STATED TASK: Within the records below, find each line that holds the string "type", then copy it.

DATA FOR THE TASK:

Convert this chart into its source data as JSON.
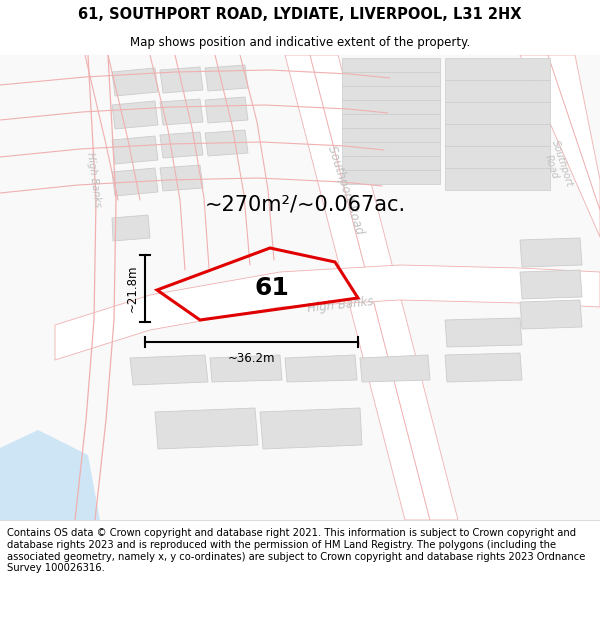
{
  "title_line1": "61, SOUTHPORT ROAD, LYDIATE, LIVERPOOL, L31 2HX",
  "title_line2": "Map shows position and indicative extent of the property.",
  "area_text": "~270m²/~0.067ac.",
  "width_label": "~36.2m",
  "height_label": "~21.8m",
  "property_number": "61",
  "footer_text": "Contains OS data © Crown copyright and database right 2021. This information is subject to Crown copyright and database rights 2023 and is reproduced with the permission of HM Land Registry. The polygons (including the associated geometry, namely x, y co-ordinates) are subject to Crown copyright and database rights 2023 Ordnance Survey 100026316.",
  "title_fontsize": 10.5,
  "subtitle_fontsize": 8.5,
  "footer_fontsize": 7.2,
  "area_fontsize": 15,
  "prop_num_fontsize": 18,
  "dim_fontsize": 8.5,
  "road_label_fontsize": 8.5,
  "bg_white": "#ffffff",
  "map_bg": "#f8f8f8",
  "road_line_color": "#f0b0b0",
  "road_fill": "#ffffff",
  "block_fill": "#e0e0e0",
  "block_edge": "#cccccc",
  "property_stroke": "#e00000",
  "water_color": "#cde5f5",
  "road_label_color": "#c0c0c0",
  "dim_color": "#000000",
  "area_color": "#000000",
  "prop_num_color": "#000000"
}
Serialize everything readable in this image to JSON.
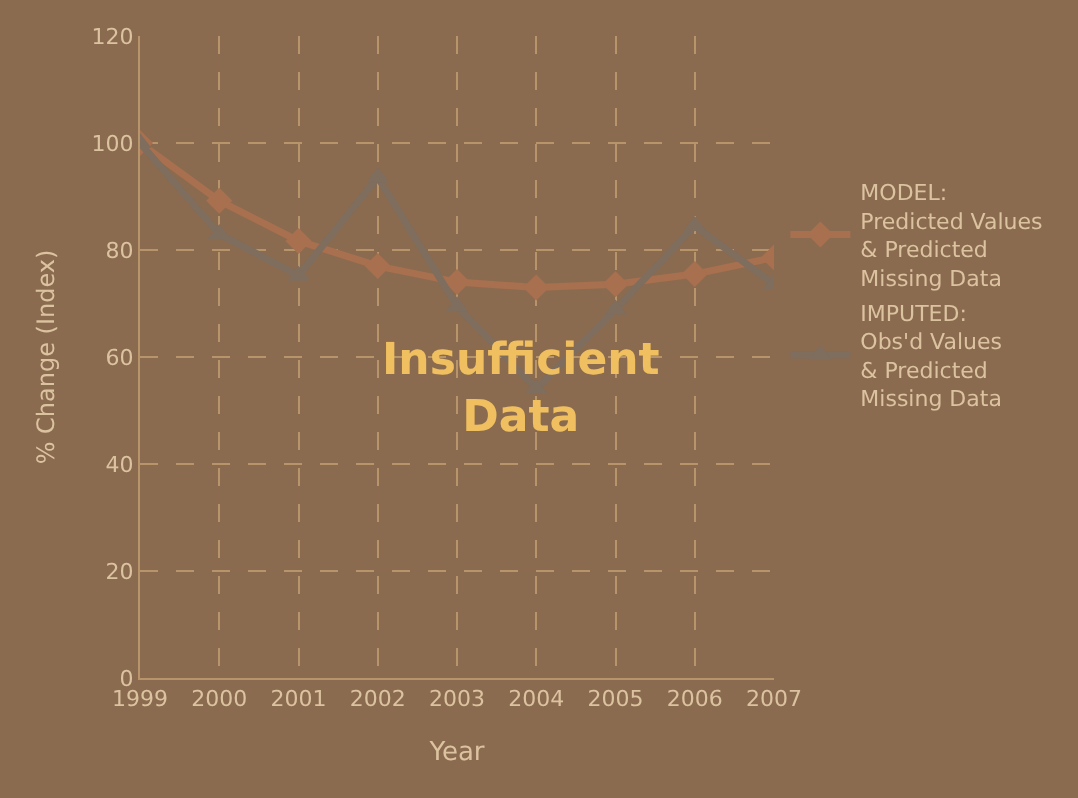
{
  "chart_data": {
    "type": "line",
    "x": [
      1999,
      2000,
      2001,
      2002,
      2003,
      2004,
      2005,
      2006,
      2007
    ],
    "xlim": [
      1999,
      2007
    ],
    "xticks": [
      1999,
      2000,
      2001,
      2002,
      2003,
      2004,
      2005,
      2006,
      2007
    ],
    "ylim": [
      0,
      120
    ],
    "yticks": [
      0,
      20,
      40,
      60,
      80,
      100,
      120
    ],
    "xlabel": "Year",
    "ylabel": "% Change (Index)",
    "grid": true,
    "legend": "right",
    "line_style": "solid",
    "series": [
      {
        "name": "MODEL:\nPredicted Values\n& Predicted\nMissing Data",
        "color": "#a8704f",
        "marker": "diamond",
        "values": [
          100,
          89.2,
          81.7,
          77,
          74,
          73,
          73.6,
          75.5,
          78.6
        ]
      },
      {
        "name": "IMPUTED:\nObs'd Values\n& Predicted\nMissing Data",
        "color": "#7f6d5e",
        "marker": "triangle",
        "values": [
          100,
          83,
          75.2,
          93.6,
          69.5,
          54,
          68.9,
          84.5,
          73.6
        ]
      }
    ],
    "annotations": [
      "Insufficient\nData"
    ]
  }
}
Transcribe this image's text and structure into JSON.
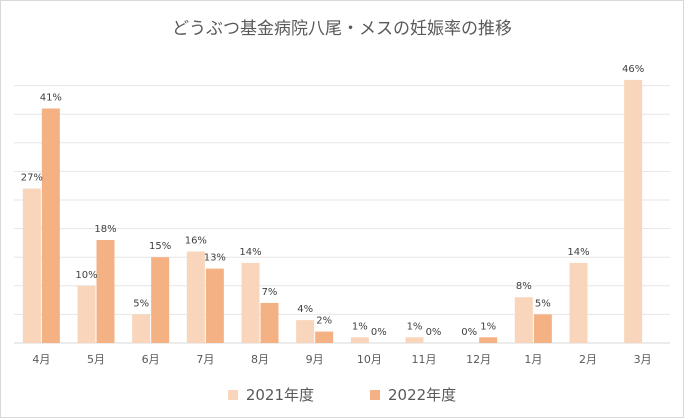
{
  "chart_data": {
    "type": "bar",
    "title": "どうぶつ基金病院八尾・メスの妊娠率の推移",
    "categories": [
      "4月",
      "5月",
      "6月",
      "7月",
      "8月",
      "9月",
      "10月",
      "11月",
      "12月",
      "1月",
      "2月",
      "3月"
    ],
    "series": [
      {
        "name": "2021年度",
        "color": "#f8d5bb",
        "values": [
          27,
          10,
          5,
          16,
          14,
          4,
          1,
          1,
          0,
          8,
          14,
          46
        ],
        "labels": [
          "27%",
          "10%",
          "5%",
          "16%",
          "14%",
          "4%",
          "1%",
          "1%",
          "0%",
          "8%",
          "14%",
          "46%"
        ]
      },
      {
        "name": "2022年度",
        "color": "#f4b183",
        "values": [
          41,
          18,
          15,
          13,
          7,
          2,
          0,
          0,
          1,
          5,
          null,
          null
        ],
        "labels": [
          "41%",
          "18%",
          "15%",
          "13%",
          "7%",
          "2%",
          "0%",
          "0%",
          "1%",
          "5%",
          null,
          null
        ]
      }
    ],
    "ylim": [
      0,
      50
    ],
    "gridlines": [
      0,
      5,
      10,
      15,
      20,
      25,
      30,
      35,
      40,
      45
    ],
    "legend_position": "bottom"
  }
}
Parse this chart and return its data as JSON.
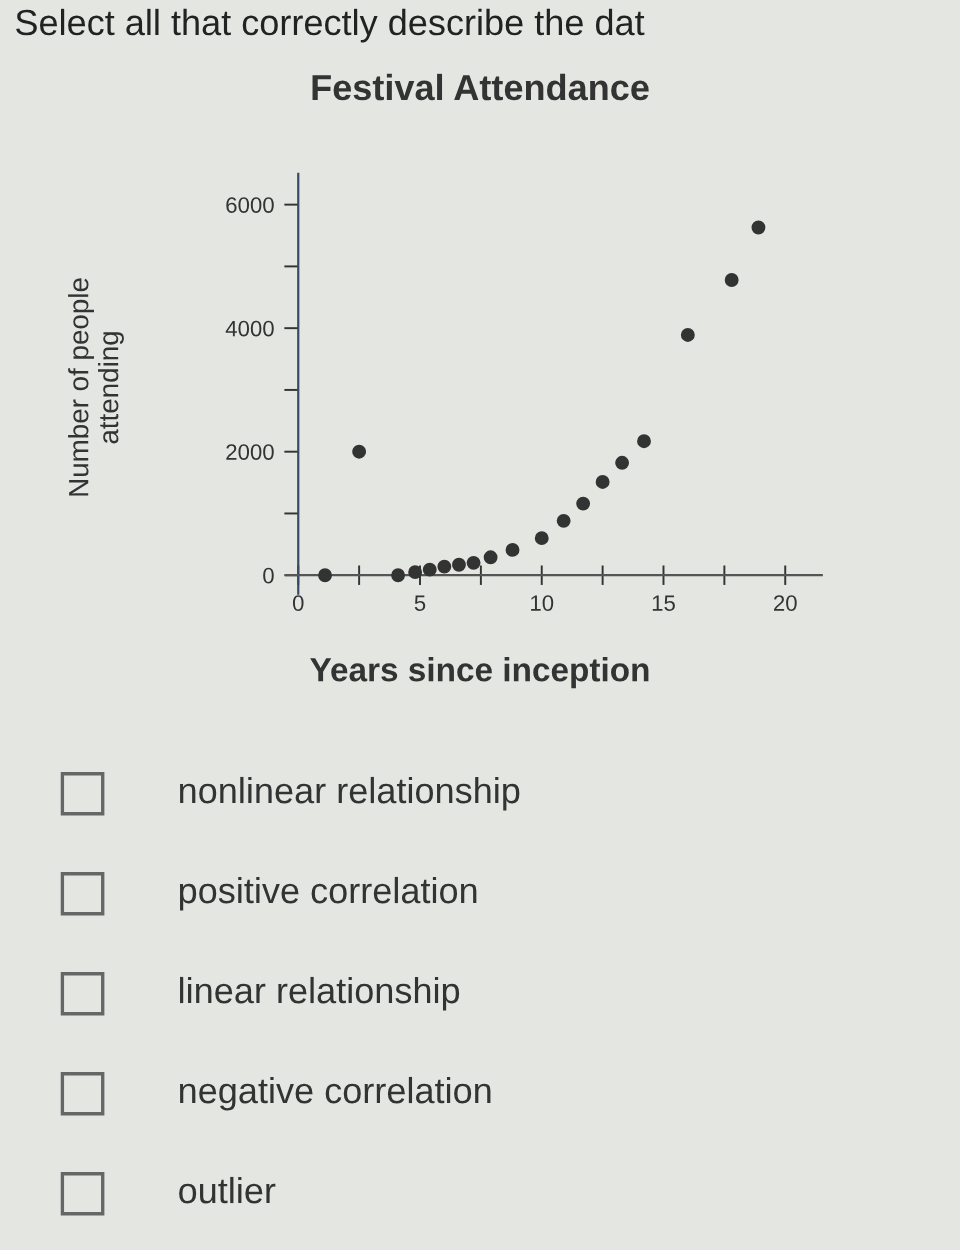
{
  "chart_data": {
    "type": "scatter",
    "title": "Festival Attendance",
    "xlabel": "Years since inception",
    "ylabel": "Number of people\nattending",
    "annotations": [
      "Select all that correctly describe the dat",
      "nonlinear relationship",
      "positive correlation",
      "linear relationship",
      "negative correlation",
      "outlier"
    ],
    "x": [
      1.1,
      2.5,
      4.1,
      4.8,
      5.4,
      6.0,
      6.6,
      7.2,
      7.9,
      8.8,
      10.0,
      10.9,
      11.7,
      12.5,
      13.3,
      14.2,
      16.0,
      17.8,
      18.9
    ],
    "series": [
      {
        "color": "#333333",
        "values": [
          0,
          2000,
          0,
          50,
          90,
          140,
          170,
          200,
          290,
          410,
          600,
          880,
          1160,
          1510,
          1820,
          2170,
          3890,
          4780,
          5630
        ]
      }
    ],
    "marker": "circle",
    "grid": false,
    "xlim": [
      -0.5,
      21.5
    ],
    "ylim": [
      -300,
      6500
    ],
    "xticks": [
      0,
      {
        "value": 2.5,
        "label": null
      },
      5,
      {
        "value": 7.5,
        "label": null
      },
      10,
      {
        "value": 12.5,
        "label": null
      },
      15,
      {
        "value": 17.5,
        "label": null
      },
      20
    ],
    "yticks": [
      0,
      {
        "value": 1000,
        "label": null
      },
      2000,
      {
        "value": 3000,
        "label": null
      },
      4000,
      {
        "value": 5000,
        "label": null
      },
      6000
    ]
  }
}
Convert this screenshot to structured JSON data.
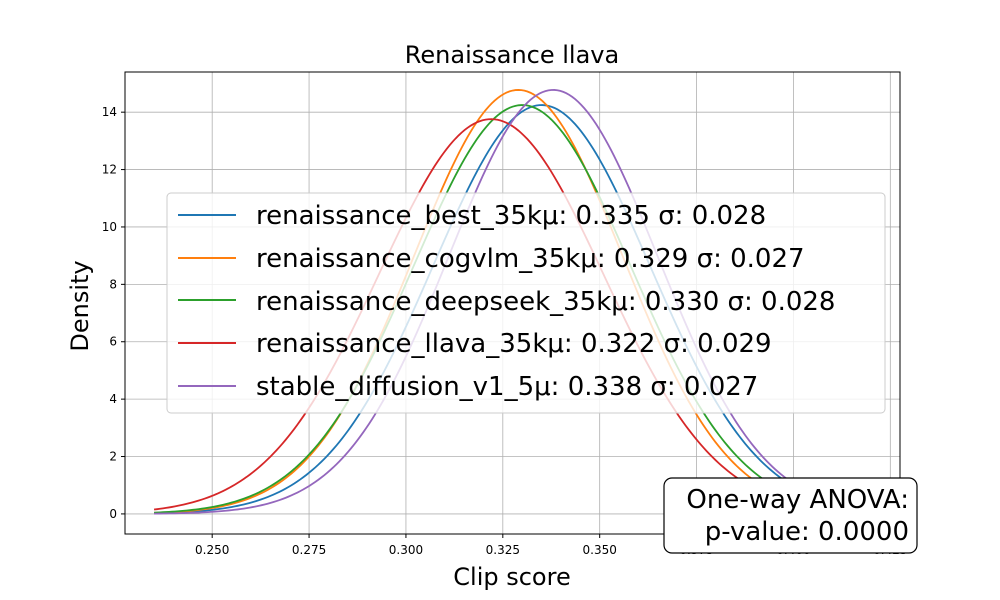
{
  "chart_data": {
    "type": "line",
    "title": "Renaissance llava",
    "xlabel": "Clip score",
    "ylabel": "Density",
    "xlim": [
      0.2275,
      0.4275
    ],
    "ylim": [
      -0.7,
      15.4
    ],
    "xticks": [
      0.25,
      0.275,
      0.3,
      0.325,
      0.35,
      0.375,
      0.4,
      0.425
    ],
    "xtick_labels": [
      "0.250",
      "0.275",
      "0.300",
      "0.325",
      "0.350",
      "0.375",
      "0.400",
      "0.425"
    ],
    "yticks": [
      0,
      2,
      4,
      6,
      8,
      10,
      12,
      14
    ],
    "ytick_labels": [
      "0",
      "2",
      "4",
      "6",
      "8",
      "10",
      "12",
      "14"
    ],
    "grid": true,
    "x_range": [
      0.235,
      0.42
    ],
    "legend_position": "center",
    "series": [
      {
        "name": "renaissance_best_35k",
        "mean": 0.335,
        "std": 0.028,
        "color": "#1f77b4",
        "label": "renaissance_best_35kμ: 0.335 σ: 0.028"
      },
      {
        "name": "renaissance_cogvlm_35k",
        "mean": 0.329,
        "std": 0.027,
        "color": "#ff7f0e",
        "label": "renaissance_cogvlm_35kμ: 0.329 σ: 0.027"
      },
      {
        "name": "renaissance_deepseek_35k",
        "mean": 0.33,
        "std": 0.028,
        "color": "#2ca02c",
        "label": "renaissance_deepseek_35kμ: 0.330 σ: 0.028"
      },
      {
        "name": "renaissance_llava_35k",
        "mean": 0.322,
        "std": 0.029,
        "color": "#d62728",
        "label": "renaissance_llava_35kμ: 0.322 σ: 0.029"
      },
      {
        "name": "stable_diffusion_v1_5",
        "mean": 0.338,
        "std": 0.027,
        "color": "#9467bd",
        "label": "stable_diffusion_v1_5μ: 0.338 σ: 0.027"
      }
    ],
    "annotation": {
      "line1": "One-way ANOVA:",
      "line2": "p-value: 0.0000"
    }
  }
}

ANSWER FOR THIS EXERCISE:
    "type": "line",
    "type": "bar",
    "type": "scatter",
    "type": "line",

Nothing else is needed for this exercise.